-- Collected data entries --
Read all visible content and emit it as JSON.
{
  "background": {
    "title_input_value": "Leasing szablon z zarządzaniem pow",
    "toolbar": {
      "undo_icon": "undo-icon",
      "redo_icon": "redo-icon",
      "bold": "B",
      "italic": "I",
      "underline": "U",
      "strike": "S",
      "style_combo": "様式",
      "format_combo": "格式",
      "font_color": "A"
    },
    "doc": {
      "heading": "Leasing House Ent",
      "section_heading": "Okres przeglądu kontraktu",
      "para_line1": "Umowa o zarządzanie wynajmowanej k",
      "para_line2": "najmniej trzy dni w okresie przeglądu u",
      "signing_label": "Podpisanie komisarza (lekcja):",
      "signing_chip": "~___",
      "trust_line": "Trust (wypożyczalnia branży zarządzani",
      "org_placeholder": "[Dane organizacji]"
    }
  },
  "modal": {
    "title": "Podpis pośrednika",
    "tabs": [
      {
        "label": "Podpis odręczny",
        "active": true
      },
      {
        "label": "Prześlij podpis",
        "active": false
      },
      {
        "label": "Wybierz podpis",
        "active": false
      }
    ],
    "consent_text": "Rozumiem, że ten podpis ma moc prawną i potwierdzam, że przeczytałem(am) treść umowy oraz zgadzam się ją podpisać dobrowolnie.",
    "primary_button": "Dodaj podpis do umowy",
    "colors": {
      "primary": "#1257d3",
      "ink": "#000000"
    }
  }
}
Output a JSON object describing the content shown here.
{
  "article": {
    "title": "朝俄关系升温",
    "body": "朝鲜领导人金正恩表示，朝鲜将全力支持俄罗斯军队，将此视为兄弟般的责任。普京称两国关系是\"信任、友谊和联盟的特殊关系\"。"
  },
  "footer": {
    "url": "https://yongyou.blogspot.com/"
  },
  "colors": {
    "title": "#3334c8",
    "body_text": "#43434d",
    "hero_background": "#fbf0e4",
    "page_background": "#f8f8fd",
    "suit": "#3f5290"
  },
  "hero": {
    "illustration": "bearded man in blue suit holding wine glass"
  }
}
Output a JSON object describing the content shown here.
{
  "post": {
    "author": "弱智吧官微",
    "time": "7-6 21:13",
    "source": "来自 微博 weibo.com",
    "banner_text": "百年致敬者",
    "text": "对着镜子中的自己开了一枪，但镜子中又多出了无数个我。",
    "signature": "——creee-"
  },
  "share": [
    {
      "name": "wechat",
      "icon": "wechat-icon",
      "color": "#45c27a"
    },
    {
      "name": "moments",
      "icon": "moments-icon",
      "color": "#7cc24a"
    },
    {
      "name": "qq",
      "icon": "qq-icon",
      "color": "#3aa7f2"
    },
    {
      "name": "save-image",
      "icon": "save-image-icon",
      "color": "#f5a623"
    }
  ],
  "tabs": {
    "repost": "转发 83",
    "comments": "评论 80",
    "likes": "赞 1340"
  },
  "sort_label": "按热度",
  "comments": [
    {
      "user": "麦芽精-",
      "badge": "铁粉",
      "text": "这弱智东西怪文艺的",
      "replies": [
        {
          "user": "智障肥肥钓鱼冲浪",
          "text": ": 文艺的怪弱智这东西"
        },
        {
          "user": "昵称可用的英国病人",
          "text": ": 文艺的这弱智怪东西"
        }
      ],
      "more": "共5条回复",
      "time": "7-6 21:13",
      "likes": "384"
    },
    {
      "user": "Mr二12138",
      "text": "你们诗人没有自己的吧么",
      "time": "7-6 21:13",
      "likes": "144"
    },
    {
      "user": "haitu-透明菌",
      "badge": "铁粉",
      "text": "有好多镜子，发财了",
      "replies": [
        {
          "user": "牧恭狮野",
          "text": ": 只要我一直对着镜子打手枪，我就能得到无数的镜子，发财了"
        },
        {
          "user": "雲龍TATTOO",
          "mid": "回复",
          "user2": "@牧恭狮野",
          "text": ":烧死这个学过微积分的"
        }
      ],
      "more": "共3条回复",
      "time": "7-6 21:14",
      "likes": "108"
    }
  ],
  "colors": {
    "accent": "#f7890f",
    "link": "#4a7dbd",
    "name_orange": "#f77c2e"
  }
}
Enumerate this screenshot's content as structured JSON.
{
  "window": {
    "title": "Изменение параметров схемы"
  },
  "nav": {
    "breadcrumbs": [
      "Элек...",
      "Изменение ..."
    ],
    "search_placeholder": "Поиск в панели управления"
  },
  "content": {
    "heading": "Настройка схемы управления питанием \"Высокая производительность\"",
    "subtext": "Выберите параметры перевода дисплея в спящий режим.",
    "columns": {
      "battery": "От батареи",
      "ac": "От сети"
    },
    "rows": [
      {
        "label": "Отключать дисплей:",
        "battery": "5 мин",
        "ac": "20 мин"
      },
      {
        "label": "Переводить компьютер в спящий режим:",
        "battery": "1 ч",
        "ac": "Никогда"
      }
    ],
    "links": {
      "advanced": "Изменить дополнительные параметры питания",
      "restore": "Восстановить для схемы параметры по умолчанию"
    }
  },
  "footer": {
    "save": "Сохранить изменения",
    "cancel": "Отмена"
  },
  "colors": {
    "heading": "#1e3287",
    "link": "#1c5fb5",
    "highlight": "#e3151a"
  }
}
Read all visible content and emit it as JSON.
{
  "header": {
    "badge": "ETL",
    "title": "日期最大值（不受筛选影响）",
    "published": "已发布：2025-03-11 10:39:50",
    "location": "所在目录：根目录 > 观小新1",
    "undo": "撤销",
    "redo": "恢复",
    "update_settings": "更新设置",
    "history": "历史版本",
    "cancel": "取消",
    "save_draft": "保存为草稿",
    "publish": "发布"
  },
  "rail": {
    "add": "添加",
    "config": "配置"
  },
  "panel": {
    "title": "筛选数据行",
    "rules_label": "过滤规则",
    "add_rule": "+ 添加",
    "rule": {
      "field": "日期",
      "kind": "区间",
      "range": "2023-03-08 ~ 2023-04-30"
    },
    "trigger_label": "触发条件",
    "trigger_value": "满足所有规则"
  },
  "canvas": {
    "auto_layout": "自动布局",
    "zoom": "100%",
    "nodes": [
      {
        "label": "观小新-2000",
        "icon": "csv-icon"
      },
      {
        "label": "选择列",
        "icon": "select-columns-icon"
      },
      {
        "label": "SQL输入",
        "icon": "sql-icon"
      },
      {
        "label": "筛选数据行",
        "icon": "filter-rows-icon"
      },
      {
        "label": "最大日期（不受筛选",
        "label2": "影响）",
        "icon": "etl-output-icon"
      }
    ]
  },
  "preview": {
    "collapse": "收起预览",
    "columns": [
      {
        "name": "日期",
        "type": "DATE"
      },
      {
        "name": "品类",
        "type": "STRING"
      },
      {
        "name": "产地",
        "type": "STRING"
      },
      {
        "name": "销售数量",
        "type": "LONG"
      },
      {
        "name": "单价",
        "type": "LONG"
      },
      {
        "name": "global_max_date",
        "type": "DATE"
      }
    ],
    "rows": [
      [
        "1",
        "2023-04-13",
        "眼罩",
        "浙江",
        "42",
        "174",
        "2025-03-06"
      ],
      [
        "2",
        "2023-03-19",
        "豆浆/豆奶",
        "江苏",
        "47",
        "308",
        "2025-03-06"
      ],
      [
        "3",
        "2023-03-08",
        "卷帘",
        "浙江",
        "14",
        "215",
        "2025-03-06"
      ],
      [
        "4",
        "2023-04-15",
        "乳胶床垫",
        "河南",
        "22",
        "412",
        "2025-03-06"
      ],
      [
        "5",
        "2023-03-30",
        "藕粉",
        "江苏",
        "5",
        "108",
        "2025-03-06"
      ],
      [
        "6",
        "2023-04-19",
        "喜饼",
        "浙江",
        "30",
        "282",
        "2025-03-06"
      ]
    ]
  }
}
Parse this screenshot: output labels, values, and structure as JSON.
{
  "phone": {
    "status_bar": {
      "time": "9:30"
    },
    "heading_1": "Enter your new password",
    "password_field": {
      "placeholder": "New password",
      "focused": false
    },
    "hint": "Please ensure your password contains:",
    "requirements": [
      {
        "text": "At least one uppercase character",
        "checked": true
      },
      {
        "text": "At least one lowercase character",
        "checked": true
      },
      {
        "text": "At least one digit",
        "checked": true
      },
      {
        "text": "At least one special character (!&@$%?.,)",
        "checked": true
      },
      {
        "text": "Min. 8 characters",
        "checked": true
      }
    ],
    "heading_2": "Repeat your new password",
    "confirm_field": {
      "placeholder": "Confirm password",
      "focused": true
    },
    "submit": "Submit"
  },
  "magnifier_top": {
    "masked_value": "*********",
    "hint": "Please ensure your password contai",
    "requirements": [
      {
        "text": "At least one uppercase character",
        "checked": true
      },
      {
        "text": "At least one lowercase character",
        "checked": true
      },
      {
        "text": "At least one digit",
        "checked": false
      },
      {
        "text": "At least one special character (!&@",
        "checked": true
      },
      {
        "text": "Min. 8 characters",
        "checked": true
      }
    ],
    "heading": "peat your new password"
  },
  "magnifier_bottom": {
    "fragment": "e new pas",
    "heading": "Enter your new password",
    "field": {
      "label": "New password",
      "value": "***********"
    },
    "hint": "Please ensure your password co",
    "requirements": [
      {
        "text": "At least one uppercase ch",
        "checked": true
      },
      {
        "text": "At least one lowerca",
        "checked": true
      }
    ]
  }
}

-- Task description --
Filter the entries above down to the lines containing the word "przeglądu".

-- Correct output --
      "section_heading": "Okres przeglądu kontraktu",
      "para_line2": "najmniej trzy dni w okresie przeglądu u",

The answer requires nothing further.